» GIVEN REQUEST 1: In the Hadoop post below, set down the part that opens with the words containing "Wednesday, February 20, 2013" and closes with "distributed file system.", copied word for word.
» GIVEN REQUEST 2:
Answer these questions from the Hadoop post below, one line each:
(a) What was the writer's goal in using Hadoop?
(b) Which tools did the writer put on top of the cluster?
(c) Which two libraries does the writer find quite promising?
» GIVEN REQUEST 3:
For each statement, say whether the Hadoop post below agrees with it. Answer yes or no, and quote the words from the post that decide it.
(a) The writer tried running Hive and HBase on the cluster.
(b) SHARK and SPARK reach the speed the writer wants.
(c) The writer wanted to process data in real time as it arrived.

» QUOTED TEXT:
Hadoop

Wednesday, February 20, 2013

Moving on ...

After a few weeks working with Hadoop, setting up my little cluster, and running a bunch of Map Reduce tasks on it, I finally got too frustrated with the whole speed thing and gave up.

The goal I had was to implement a Data Warehouse solution within Hadoop using the barebones Hadoop software. I guess the use case for it just doesn't map with what Hadoop offered; which was a giant distributed file system.

I tried putting stuff on top of the cluster; such as Hive, HBase, and all that fancy stuff but it just wasn't giving me the performance I wanted; which was the ability to process data in real-time as it arrived.

When I say I'm giving up on it, what I really mean is that I'm giving up on using Hadoop and Map-Reduce to process my data. I've been experimenting now with the other libraries on offer, and it appears that SHARK and SPARK are quite promising (1 TB in 7 seconds anyone?). Its still not up to the speed I want, but its definitely faster than what I had originally.

» GIVEN ENTRIES:

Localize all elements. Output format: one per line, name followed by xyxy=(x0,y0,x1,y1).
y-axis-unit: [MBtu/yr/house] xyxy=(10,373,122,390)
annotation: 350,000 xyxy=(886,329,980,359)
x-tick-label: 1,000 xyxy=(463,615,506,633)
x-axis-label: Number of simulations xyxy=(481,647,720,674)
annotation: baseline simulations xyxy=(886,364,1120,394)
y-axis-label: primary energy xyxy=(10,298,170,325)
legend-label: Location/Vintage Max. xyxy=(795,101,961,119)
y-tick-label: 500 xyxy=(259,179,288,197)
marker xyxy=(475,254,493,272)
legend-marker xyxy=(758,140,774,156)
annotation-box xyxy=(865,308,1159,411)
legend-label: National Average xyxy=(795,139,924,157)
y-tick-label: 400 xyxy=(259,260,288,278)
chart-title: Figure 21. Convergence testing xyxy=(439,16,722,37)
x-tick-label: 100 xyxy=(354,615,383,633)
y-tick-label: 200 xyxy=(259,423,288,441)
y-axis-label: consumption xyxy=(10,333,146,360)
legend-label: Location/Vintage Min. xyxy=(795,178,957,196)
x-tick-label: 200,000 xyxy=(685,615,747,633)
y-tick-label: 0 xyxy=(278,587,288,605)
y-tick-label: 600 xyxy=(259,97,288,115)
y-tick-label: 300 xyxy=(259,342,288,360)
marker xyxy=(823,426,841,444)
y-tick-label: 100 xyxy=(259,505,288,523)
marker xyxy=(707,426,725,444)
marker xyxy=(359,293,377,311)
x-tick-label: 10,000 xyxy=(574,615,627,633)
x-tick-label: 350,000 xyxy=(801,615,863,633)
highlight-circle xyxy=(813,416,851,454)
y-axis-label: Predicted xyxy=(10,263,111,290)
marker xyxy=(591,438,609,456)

» COMPLETE OUTPUT 1:
Wednesday, February 20, 2013

Moving on ...

After a few weeks working with Hadoop, setting up my little cluster, and running a bunch of Map Reduce tasks on it, I finally got too frustrated with the whole speed thing and gave up.

The goal I had was to implement a Data Warehouse solution within Hadoop using the barebones Hadoop software. I guess the use case for it just doesn't map with what Hadoop offered; which was a giant distributed file system.

» COMPLETE OUTPUT 2:
(a) To implement a Data Warehouse solution within Hadoop using the barebones Hadoop software.
(b) Hive and HBase.
(c) SHARK and SPARK.

» COMPLETE OUTPUT 3:
(a) Yes: "I tried putting stuff on top of the cluster; such as Hive, HBase, and all that fancy stuff"
(b) No: "Its still not up to the speed I want"
(c) Yes: "the ability to process data in real-time as it arrived"